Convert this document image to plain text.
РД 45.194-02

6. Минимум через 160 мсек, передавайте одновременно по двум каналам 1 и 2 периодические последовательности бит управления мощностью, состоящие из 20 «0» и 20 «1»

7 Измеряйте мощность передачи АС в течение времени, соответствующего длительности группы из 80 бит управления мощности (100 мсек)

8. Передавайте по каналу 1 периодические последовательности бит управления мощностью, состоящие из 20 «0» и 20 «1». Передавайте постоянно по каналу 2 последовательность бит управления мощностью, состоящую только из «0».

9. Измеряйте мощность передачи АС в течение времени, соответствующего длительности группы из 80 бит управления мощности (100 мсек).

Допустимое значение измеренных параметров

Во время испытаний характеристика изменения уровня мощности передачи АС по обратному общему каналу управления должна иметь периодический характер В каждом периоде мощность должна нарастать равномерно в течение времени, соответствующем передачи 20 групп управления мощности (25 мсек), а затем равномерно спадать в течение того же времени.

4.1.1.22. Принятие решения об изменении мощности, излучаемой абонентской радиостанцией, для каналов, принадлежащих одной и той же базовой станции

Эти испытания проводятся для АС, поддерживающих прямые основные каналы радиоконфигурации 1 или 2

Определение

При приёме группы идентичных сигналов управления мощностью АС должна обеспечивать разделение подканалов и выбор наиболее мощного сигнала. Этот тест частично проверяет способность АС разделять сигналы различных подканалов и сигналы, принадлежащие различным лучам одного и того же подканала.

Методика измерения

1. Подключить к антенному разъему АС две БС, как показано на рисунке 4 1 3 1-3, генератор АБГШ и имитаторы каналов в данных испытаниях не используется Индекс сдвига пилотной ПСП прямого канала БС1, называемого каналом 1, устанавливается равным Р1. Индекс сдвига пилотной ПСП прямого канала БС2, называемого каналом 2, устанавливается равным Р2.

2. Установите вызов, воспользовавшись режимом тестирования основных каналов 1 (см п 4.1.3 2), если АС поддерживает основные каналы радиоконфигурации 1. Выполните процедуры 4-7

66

---+---

Output the data above exactly, please, line for line.

Convert this document image to plain text.
РД 45.194-02

6. Минимум через 160 мсек, передавайте одновременно по двум каналам 1 и 2 периодические последовательности бит управления мощностью, состоящие из 20 «0» и 20 «1»

7 Измеряйте мощность передачи АС в течение времени, соответствующего длительности группы из 80 бит управления мощности (100 мсек)

8. Передавайте по каналу 1 периодические последовательности бит управления мощностью, состоящие из 20 «0» и 20 «1». Передавайте постоянно по каналу 2 последовательность бит управления мощностью, состоящую только из «0».

9. Измеряйте мощность передачи АС в течение времени, соответствующего длительности группы из 80 бит управления мощности (100 мсек).

Допустимое значение измеренных параметров

Во время испытаний характеристика изменения уровня мощности передачи АС по обратному общему каналу управления должна иметь периодический характер В каждом периоде мощность должна нарастать равномерно в течение времени, соответствующем передачи 20 групп управления мощности (25 мсек), а затем равномерно спадать в течение того же времени.

4.1.1.22. Принятие решения об изменении мощности, излучаемой абонентской радиостанцией, для каналов, принадлежащих одной и той же базовой станции

Эти испытания проводятся для АС, поддерживающих прямые основные каналы радиоконфигурации 1 или 2

Определение

При приёме группы идентичных сигналов управления мощностью АС должна обеспечивать разделение подканалов и выбор наиболее мощного сигнала. Этот тест частично проверяет способность АС разделять сигналы различных подканалов и сигналы, принадлежащие различным лучам одного и того же подканала.

Методика измерения

1. Подключить к антенному разъему АС две БС, как показано на рисунке 4 1 3 1-3, генератор АБГШ и имитаторы каналов в данных испытаниях не используется Индекс сдвига пилотной ПСП прямого канала БС1, называемого каналом 1, устанавливается равным Р1. Индекс сдвига пилотной ПСП прямого канала БС2, называемого каналом 2, устанавливается равным Р2.

2. Установите вызов, воспользовавшись режимом тестирования основных каналов 1 (см п 4.1.3 2), если АС поддерживает основные каналы радиоконфигурации 1. Выполните процедуры 4-7

66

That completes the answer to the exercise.